* start EXERCISE INPUT *
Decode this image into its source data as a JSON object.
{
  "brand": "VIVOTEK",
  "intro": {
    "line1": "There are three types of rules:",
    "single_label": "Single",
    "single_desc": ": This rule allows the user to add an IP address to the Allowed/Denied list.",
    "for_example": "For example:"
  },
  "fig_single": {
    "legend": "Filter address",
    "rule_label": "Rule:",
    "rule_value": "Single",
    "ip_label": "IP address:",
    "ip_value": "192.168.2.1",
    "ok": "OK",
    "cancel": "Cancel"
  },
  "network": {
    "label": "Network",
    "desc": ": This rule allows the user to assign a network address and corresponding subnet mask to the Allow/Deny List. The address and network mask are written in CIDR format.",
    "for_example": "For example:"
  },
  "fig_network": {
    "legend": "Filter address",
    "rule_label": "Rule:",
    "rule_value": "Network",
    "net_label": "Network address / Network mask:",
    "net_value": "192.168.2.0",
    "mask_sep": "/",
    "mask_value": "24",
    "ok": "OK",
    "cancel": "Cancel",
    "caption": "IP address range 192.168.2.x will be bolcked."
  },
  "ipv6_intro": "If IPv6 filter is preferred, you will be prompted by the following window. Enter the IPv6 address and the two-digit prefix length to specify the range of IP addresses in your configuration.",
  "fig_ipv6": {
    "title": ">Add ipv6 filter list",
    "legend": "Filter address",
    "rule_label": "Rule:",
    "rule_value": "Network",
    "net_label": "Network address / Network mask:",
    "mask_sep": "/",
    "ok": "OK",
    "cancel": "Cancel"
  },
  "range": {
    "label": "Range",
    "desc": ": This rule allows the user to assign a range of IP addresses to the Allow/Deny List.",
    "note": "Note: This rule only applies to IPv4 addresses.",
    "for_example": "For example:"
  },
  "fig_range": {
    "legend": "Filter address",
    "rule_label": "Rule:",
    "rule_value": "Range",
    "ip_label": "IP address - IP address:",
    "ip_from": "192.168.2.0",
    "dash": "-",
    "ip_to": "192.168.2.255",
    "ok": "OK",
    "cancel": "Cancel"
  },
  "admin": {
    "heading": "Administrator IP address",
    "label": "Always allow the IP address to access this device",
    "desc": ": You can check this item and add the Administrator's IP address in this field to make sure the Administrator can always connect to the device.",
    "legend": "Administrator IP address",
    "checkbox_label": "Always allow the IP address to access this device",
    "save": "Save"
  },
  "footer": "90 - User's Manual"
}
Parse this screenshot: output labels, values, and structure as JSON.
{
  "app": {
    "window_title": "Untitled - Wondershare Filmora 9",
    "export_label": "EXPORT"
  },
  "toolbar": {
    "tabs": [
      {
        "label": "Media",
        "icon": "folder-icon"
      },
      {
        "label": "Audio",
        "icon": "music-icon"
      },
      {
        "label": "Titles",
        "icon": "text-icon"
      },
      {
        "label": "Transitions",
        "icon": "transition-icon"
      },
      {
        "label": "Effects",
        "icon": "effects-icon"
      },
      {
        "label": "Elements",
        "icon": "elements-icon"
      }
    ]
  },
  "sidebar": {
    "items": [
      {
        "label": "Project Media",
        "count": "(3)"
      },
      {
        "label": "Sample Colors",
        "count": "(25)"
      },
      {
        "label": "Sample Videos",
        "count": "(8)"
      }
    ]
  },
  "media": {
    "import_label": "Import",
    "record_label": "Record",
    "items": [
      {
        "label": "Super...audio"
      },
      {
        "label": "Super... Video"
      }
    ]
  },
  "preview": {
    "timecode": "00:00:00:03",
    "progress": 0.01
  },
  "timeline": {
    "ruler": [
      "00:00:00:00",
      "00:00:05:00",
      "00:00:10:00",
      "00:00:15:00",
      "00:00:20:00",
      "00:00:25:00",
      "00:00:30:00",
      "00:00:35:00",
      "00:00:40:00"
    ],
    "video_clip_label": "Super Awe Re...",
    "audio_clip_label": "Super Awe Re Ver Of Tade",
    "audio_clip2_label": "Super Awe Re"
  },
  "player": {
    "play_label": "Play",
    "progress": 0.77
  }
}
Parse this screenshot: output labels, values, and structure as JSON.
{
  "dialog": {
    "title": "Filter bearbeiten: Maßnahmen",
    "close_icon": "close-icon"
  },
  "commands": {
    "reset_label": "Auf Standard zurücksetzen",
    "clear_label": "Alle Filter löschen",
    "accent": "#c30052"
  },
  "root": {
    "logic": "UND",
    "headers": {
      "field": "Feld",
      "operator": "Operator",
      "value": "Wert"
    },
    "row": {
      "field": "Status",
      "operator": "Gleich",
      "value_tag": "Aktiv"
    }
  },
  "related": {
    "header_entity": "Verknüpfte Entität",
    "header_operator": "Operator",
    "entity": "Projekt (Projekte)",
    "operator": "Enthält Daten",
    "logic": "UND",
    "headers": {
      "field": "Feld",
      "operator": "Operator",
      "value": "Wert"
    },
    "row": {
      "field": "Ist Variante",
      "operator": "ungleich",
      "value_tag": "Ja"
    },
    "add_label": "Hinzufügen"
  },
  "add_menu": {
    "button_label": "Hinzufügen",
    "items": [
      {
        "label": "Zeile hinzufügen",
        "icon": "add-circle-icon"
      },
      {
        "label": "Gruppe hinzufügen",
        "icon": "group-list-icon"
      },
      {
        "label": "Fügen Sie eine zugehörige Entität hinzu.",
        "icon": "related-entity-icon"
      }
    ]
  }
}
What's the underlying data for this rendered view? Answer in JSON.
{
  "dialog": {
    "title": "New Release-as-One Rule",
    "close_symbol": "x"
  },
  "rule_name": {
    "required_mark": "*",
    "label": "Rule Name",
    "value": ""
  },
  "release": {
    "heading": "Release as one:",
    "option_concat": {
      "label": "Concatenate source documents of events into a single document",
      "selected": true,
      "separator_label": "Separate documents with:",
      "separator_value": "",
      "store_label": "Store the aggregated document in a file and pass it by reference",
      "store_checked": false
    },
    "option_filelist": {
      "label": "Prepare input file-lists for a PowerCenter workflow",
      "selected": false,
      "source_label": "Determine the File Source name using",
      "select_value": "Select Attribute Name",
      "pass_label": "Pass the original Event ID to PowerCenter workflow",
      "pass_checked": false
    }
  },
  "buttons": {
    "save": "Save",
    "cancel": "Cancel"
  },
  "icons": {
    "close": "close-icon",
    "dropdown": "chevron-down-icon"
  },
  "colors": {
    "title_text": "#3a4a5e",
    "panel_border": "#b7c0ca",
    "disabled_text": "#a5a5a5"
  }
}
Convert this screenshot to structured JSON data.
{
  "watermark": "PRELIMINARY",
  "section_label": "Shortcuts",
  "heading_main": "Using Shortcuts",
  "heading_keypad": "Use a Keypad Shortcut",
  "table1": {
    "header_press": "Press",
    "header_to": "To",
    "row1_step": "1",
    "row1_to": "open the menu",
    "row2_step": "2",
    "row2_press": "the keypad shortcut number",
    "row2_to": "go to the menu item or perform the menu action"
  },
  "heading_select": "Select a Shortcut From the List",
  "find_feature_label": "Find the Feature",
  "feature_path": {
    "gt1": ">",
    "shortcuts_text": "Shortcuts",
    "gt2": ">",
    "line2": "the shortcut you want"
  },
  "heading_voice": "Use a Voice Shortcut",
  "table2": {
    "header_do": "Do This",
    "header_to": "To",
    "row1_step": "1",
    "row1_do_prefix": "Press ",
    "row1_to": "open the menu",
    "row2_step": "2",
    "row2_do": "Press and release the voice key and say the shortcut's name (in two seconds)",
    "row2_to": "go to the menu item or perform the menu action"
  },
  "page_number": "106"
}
* end EXERCISE INPUT *
**EXERCISE DETAILS:** Your task is to extract all of the records exactly.

**RIGHT ANSWER:**
Decode this image into its source data as a JSON object.
{
  "brand": "VIVOTEK",
  "intro": {
    "line1": "There are three types of rules:",
    "single_label": "Single",
    "single_desc": ": This rule allows the user to add an IP address to the Allowed/Denied list.",
    "for_example": "For example:"
  },
  "fig_single": {
    "legend": "Filter address",
    "rule_label": "Rule:",
    "rule_value": "Single",
    "ip_label": "IP address:",
    "ip_value": "192.168.2.1",
    "ok": "OK",
    "cancel": "Cancel"
  },
  "network": {
    "label": "Network",
    "desc": ": This rule allows the user to assign a network address and corresponding subnet mask to the Allow/Deny List. The address and network mask are written in CIDR format.",
    "for_example": "For example:"
  },
  "fig_network": {
    "legend": "Filter address",
    "rule_label": "Rule:",
    "rule_value": "Network",
    "net_label": "Network address / Network mask:",
    "net_value": "192.168.2.0",
    "mask_sep": "/",
    "mask_value": "24",
    "ok": "OK",
    "cancel": "Cancel",
    "caption": "IP address range 192.168.2.x will be bolcked."
  },
  "ipv6_intro": "If IPv6 filter is preferred, you will be prompted by the following window. Enter the IPv6 address and the two-digit prefix length to specify the range of IP addresses in your configuration.",
  "fig_ipv6": {
    "title": ">Add ipv6 filter list",
    "legend": "Filter address",
    "rule_label": "Rule:",
    "rule_value": "Network",
    "net_label": "Network address / Network mask:",
    "mask_sep": "/",
    "ok": "OK",
    "cancel": "Cancel"
  },
  "range": {
    "label": "Range",
    "desc": ": This rule allows the user to assign a range of IP addresses to the Allow/Deny List.",
    "note": "Note: This rule only applies to IPv4 addresses.",
    "for_example": "For example:"
  },
  "fig_range": {
    "legend": "Filter address",
    "rule_label": "Rule:",
    "rule_value": "Range",
    "ip_label": "IP address - IP address:",
    "ip_from": "192.168.2.0",
    "dash": "-",
    "ip_to": "192.168.2.255",
    "ok": "OK",
    "cancel": "Cancel"
  },
  "admin": {
    "heading": "Administrator IP address",
    "label": "Always allow the IP address to access this device",
    "desc": ": You can check this item and add the Administrator's IP address in this field to make sure the Administrator can always connect to the device.",
    "legend": "Administrator IP address",
    "checkbox_label": "Always allow the IP address to access this device",
    "save": "Save"
  },
  "footer": "90 - User's Manual"
}
Parse this screenshot: output labels, values, and structure as JSON.
{
  "app": {
    "window_title": "Untitled - Wondershare Filmora 9",
    "export_label": "EXPORT"
  },
  "toolbar": {
    "tabs": [
      {
        "label": "Media",
        "icon": "folder-icon"
      },
      {
        "label": "Audio",
        "icon": "music-icon"
      },
      {
        "label": "Titles",
        "icon": "text-icon"
      },
      {
        "label": "Transitions",
        "icon": "transition-icon"
      },
      {
        "label": "Effects",
        "icon": "effects-icon"
      },
      {
        "label": "Elements",
        "icon": "elements-icon"
      }
    ]
  },
  "sidebar": {
    "items": [
      {
        "label": "Project Media",
        "count": "(3)"
      },
      {
        "label": "Sample Colors",
        "count": "(25)"
      },
      {
        "label": "Sample Videos",
        "count": "(8)"
      }
    ]
  },
  "media": {
    "import_label": "Import",
    "record_label": "Record",
    "items": [
      {
        "label": "Super...audio"
      },
      {
        "label": "Super... Video"
      }
    ]
  },
  "preview": {
    "timecode": "00:00:00:03",
    "progress": 0.01
  },
  "timeline": {
    "ruler": [
      "00:00:00:00",
      "00:00:05:00",
      "00:00:10:00",
      "00:00:15:00",
      "00:00:20:00",
      "00:00:25:00",
      "00:00:30:00",
      "00:00:35:00",
      "00:00:40:00"
    ],
    "video_clip_label": "Super Awe Re...",
    "audio_clip_label": "Super Awe Re Ver Of Tade",
    "audio_clip2_label": "Super Awe Re"
  },
  "player": {
    "play_label": "Play",
    "progress": 0.77
  }
}
Parse this screenshot: output labels, values, and structure as JSON.
{
  "dialog": {
    "title": "Filter bearbeiten: Maßnahmen",
    "close_icon": "close-icon"
  },
  "commands": {
    "reset_label": "Auf Standard zurücksetzen",
    "clear_label": "Alle Filter löschen",
    "accent": "#c30052"
  },
  "root": {
    "logic": "UND",
    "headers": {
      "field": "Feld",
      "operator": "Operator",
      "value": "Wert"
    },
    "row": {
      "field": "Status",
      "operator": "Gleich",
      "value_tag": "Aktiv"
    }
  },
  "related": {
    "header_entity": "Verknüpfte Entität",
    "header_operator": "Operator",
    "entity": "Projekt (Projekte)",
    "operator": "Enthält Daten",
    "logic": "UND",
    "headers": {
      "field": "Feld",
      "operator": "Operator",
      "value": "Wert"
    },
    "row": {
      "field": "Ist Variante",
      "operator": "ungleich",
      "value_tag": "Ja"
    },
    "add_label": "Hinzufügen"
  },
  "add_menu": {
    "button_label": "Hinzufügen",
    "items": [
      {
        "label": "Zeile hinzufügen",
        "icon": "add-circle-icon"
      },
      {
        "label": "Gruppe hinzufügen",
        "icon": "group-list-icon"
      },
      {
        "label": "Fügen Sie eine zugehörige Entität hinzu.",
        "icon": "related-entity-icon"
      }
    ]
  }
}
What's the underlying data for this rendered view? Answer in JSON.
{
  "dialog": {
    "title": "New Release-as-One Rule",
    "close_symbol": "x"
  },
  "rule_name": {
    "required_mark": "*",
    "label": "Rule Name",
    "value": ""
  },
  "release": {
    "heading": "Release as one:",
    "option_concat": {
      "label": "Concatenate source documents of events into a single document",
      "selected": true,
      "separator_label": "Separate documents with:",
      "separator_value": "",
      "store_label": "Store the aggregated document in a file and pass it by reference",
      "store_checked": false
    },
    "option_filelist": {
      "label": "Prepare input file-lists for a PowerCenter workflow",
      "selected": false,
      "source_label": "Determine the File Source name using",
      "select_value": "Select Attribute Name",
      "pass_label": "Pass the original Event ID to PowerCenter workflow",
      "pass_checked": false
    }
  },
  "buttons": {
    "save": "Save",
    "cancel": "Cancel"
  },
  "icons": {
    "close": "close-icon",
    "dropdown": "chevron-down-icon"
  },
  "colors": {
    "title_text": "#3a4a5e",
    "panel_border": "#b7c0ca",
    "disabled_text": "#a5a5a5"
  }
}
Convert this screenshot to structured JSON data.
{
  "watermark": "PRELIMINARY",
  "section_label": "Shortcuts",
  "heading_main": "Using Shortcuts",
  "heading_keypad": "Use a Keypad Shortcut",
  "table1": {
    "header_press": "Press",
    "header_to": "To",
    "row1_step": "1",
    "row1_to": "open the menu",
    "row2_step": "2",
    "row2_press": "the keypad shortcut number",
    "row2_to": "go to the menu item or perform the menu action"
  },
  "heading_select": "Select a Shortcut From the List",
  "find_feature_label": "Find the Feature",
  "feature_path": {
    "gt1": ">",
    "shortcuts_text": "Shortcuts",
    "gt2": ">",
    "line2": "the shortcut you want"
  },
  "heading_voice": "Use a Voice Shortcut",
  "table2": {
    "header_do": "Do This",
    "header_to": "To",
    "row1_step": "1",
    "row1_do_prefix": "Press ",
    "row1_to": "open the menu",
    "row2_step": "2",
    "row2_do": "Press and release the voice key and say the shortcut's name (in two seconds)",
    "row2_to": "go to the menu item or perform the menu action"
  },
  "page_number": "106"
}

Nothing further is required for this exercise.